### [What this task involves]
Copy out every record below exactly as written, but leave out any pictures.
— begin —
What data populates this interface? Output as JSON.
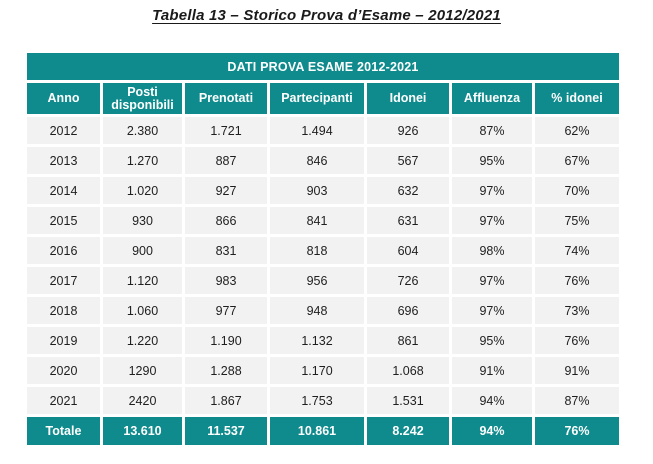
{
  "page_title": "Tabella 13 – Storico Prova d’Esame – 2012/2021",
  "colors": {
    "teal": "#0f8b8d",
    "row_bg": "#f2f2f2",
    "header_text": "#ffffff",
    "body_text": "#1f1f1f"
  },
  "table": {
    "banner": "DATI PROVA ESAME 2012-2021",
    "columns": [
      "Anno",
      "Posti disponibili",
      "Prenotati",
      "Partecipanti",
      "Idonei",
      "Affluenza",
      "% idonei"
    ],
    "rows": [
      [
        "2012",
        "2.380",
        "1.721",
        "1.494",
        "926",
        "87%",
        "62%"
      ],
      [
        "2013",
        "1.270",
        "887",
        "846",
        "567",
        "95%",
        "67%"
      ],
      [
        "2014",
        "1.020",
        "927",
        "903",
        "632",
        "97%",
        "70%"
      ],
      [
        "2015",
        "930",
        "866",
        "841",
        "631",
        "97%",
        "75%"
      ],
      [
        "2016",
        "900",
        "831",
        "818",
        "604",
        "98%",
        "74%"
      ],
      [
        "2017",
        "1.120",
        "983",
        "956",
        "726",
        "97%",
        "76%"
      ],
      [
        "2018",
        "1.060",
        "977",
        "948",
        "696",
        "97%",
        "73%"
      ],
      [
        "2019",
        "1.220",
        "1.190",
        "1.132",
        "861",
        "95%",
        "76%"
      ],
      [
        "2020",
        "1290",
        "1.288",
        "1.170",
        "1.068",
        "91%",
        "91%"
      ],
      [
        "2021",
        "2420",
        "1.867",
        "1.753",
        "1.531",
        "94%",
        "87%"
      ]
    ],
    "total": [
      "Totale",
      "13.610",
      "11.537",
      "10.861",
      "8.242",
      "94%",
      "76%"
    ]
  }
}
— end —
### [Completed exercise]
What data populates this interface? Output as JSON.
{
  "page_title": "Tabella 13 – Storico Prova d’Esame – 2012/2021",
  "colors": {
    "teal": "#0f8b8d",
    "row_bg": "#f2f2f2",
    "header_text": "#ffffff",
    "body_text": "#1f1f1f"
  },
  "table": {
    "banner": "DATI PROVA ESAME 2012-2021",
    "columns": [
      "Anno",
      "Posti disponibili",
      "Prenotati",
      "Partecipanti",
      "Idonei",
      "Affluenza",
      "% idonei"
    ],
    "rows": [
      [
        "2012",
        "2.380",
        "1.721",
        "1.494",
        "926",
        "87%",
        "62%"
      ],
      [
        "2013",
        "1.270",
        "887",
        "846",
        "567",
        "95%",
        "67%"
      ],
      [
        "2014",
        "1.020",
        "927",
        "903",
        "632",
        "97%",
        "70%"
      ],
      [
        "2015",
        "930",
        "866",
        "841",
        "631",
        "97%",
        "75%"
      ],
      [
        "2016",
        "900",
        "831",
        "818",
        "604",
        "98%",
        "74%"
      ],
      [
        "2017",
        "1.120",
        "983",
        "956",
        "726",
        "97%",
        "76%"
      ],
      [
        "2018",
        "1.060",
        "977",
        "948",
        "696",
        "97%",
        "73%"
      ],
      [
        "2019",
        "1.220",
        "1.190",
        "1.132",
        "861",
        "95%",
        "76%"
      ],
      [
        "2020",
        "1290",
        "1.288",
        "1.170",
        "1.068",
        "91%",
        "91%"
      ],
      [
        "2021",
        "2420",
        "1.867",
        "1.753",
        "1.531",
        "94%",
        "87%"
      ]
    ],
    "total": [
      "Totale",
      "13.610",
      "11.537",
      "10.861",
      "8.242",
      "94%",
      "76%"
    ]
  }
}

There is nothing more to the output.